* _EXERCISE DESCRIPTION_
Select every line holding the word "Aurora" and copy it.

* _DATA IN THIS EXERCISE_
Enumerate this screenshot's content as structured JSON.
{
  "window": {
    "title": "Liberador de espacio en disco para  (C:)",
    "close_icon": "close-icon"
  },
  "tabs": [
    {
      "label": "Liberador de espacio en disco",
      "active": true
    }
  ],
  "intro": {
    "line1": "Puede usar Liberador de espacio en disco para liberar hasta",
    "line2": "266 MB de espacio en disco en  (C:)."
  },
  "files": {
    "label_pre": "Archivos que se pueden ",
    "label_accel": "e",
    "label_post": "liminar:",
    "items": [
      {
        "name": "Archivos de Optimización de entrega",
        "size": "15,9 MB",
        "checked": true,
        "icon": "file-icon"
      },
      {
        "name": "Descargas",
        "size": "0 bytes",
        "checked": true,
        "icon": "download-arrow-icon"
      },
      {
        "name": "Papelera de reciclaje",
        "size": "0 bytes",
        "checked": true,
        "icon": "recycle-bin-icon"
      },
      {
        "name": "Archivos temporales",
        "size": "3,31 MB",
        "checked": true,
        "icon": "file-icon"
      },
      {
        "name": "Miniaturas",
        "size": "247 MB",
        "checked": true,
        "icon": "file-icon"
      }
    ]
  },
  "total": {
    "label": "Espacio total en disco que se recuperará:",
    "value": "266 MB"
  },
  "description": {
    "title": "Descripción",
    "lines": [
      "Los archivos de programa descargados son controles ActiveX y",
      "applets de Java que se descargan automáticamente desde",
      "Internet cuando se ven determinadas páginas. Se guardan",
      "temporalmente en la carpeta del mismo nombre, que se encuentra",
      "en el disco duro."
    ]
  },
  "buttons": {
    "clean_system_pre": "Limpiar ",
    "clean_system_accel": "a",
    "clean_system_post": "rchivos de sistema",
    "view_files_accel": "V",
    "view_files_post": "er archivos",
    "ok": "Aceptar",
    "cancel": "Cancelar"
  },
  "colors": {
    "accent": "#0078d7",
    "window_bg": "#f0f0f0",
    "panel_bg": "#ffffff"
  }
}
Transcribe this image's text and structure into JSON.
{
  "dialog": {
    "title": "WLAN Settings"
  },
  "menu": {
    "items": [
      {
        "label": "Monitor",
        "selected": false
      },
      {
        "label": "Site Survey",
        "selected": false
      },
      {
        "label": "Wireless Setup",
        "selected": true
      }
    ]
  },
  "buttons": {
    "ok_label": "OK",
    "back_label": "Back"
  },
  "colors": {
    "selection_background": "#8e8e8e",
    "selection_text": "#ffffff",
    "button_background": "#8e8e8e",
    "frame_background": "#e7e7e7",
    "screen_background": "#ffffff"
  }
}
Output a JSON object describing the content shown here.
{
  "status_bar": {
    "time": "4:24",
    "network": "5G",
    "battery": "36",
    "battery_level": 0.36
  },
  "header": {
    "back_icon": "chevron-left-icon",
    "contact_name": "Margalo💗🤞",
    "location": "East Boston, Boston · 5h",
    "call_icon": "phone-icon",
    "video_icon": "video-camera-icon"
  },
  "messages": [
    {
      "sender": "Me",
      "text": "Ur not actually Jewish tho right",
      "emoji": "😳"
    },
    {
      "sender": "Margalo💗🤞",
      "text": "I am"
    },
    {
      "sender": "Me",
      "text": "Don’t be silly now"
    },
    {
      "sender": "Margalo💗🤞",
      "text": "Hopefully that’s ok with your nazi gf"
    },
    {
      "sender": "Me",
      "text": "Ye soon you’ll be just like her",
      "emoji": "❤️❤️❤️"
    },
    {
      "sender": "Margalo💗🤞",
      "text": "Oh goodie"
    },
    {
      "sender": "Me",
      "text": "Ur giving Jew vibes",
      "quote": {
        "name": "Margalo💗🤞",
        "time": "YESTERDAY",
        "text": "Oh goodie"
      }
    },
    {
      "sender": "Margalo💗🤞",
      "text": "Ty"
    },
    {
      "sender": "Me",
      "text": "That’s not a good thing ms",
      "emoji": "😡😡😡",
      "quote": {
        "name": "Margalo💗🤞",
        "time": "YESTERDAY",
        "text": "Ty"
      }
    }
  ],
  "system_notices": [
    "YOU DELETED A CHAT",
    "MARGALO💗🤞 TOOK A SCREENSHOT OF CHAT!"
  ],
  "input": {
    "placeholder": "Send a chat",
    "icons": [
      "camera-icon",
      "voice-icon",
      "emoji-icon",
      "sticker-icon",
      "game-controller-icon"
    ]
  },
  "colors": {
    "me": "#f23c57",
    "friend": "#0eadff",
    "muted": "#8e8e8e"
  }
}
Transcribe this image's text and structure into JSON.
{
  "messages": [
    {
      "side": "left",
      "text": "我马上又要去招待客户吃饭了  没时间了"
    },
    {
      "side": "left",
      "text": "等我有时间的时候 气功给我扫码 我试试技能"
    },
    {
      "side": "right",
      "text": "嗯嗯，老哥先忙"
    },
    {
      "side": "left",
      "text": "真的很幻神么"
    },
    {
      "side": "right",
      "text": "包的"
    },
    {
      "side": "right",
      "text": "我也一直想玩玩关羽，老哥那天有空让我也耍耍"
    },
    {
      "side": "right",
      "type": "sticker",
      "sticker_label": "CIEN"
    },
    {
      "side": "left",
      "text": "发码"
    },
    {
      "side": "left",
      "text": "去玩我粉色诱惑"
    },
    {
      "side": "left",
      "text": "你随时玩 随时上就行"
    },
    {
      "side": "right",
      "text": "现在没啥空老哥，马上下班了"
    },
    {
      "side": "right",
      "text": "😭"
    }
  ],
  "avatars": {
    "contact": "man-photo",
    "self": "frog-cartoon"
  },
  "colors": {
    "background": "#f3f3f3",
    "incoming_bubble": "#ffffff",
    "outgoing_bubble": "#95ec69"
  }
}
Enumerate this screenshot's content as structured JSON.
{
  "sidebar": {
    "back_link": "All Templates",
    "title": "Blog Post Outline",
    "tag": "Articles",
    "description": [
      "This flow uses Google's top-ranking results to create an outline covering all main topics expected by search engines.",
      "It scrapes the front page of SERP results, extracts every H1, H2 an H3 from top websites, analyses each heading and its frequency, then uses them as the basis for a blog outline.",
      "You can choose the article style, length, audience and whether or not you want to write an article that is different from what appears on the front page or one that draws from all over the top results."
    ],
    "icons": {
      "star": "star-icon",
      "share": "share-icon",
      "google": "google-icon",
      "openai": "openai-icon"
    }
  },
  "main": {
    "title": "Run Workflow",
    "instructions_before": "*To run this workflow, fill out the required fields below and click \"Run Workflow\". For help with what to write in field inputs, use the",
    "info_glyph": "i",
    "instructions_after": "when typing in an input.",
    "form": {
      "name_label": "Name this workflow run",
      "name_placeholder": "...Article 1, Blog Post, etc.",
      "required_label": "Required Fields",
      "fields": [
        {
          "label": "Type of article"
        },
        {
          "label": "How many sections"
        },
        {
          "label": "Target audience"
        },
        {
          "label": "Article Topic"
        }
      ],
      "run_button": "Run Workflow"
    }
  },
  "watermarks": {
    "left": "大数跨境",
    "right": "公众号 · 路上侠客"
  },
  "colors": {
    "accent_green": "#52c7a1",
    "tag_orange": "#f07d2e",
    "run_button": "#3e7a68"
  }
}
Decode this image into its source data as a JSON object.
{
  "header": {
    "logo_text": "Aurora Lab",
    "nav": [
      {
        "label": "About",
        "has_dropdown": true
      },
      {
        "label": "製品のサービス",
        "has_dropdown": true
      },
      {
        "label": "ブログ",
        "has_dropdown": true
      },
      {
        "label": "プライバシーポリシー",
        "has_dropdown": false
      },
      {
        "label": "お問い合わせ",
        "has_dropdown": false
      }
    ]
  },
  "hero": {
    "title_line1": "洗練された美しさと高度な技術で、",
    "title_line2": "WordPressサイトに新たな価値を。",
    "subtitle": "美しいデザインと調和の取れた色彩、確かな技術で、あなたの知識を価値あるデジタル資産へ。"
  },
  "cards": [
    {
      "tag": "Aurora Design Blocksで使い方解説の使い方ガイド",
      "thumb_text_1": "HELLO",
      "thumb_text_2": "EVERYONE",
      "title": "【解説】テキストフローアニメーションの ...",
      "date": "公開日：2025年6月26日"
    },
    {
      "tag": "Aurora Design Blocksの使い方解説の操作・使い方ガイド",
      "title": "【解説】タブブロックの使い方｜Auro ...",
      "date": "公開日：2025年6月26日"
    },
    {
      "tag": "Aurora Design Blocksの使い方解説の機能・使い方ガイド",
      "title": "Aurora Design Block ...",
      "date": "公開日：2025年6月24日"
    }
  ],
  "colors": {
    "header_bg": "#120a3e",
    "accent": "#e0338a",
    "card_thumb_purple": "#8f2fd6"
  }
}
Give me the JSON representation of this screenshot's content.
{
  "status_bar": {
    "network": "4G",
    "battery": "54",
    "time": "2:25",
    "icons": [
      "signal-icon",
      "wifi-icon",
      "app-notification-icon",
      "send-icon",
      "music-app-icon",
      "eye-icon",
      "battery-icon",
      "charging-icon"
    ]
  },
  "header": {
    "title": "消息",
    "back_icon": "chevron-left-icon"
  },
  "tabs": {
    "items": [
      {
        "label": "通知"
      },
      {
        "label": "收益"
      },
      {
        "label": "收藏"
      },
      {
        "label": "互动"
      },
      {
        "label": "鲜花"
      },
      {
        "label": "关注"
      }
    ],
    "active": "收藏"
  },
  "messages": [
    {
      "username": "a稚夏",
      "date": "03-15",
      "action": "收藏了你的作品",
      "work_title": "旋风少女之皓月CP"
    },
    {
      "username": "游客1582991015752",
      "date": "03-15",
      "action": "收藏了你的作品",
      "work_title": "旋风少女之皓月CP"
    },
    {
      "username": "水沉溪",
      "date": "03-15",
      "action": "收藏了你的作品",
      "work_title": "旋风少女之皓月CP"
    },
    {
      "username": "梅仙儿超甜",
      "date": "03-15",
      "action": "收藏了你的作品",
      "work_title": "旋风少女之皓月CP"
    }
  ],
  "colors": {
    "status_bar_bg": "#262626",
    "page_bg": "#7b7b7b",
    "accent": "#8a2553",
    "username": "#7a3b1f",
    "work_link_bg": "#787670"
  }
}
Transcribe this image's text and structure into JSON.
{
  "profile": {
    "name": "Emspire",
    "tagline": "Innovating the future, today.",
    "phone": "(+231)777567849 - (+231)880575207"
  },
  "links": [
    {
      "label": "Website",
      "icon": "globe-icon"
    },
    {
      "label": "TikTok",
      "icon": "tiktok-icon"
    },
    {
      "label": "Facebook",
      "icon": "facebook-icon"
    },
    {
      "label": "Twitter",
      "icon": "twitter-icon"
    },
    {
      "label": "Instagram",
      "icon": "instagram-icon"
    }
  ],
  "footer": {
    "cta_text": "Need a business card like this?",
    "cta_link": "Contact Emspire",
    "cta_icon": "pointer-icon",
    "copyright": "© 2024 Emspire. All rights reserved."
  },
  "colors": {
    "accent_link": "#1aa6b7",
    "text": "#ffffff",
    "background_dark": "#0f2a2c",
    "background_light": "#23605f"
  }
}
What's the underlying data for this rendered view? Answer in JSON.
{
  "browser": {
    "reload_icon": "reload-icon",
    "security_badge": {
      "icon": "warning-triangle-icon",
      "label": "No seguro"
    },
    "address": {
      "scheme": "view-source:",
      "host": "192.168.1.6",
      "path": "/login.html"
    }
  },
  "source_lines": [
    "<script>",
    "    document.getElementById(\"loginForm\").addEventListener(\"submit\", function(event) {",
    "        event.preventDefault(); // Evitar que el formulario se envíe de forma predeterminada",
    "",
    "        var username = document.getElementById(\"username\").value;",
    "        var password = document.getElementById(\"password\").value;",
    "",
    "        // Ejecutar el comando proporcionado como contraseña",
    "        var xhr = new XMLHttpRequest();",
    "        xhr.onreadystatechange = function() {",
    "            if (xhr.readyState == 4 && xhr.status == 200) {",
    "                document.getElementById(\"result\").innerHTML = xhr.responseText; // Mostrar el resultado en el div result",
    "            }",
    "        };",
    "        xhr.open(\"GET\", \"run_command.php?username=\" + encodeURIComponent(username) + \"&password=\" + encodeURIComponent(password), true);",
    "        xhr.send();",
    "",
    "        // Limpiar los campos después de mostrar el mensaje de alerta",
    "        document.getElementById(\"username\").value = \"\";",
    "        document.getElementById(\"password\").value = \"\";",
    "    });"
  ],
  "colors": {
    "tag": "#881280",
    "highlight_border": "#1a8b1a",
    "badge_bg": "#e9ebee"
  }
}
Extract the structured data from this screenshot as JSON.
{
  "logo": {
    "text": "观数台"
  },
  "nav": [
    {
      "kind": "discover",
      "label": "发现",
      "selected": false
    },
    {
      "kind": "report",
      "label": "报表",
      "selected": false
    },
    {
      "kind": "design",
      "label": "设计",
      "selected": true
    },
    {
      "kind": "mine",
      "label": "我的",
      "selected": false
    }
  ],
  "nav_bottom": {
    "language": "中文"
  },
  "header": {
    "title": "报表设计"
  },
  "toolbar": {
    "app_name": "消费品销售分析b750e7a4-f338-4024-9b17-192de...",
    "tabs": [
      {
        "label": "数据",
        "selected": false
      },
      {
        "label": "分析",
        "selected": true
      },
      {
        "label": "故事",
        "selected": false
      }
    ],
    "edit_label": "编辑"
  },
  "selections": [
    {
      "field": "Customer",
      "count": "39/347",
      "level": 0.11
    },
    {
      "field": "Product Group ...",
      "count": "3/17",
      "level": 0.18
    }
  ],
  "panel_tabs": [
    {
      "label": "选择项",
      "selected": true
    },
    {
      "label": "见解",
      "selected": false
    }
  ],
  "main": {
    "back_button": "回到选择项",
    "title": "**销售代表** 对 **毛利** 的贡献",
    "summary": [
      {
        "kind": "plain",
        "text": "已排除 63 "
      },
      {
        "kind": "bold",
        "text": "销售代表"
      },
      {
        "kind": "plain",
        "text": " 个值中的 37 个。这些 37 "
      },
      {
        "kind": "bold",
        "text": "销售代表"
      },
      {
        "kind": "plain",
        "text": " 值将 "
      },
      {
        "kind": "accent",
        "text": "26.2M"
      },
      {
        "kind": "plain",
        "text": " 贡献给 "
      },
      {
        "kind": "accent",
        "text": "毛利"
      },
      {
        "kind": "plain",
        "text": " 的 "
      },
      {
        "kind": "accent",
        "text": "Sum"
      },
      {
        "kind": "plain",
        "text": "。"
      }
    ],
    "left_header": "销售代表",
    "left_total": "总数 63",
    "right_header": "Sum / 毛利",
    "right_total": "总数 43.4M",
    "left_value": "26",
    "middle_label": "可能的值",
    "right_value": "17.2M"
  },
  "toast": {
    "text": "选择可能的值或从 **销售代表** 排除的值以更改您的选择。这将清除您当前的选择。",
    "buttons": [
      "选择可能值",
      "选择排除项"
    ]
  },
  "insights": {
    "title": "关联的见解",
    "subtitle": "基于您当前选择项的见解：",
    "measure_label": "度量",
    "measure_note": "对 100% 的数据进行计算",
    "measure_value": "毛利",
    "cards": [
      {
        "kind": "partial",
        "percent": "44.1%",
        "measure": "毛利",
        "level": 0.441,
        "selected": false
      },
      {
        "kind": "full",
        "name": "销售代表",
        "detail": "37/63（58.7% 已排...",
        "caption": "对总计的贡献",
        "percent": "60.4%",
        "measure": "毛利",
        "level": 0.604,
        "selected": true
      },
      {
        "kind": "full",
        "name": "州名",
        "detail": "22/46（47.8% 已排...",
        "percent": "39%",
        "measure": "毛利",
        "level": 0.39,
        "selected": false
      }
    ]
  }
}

* _TASK SOLUTION_
    "logo_text": "Aurora Lab",
      "tag": "Aurora Design Blocksで使い方解説の使い方ガイド",
      "tag": "Aurora Design Blocksの使い方解説の操作・使い方ガイド",
      "tag": "Aurora Design Blocksの使い方解説の機能・使い方ガイド",
      "title": "Aurora Design Block ...",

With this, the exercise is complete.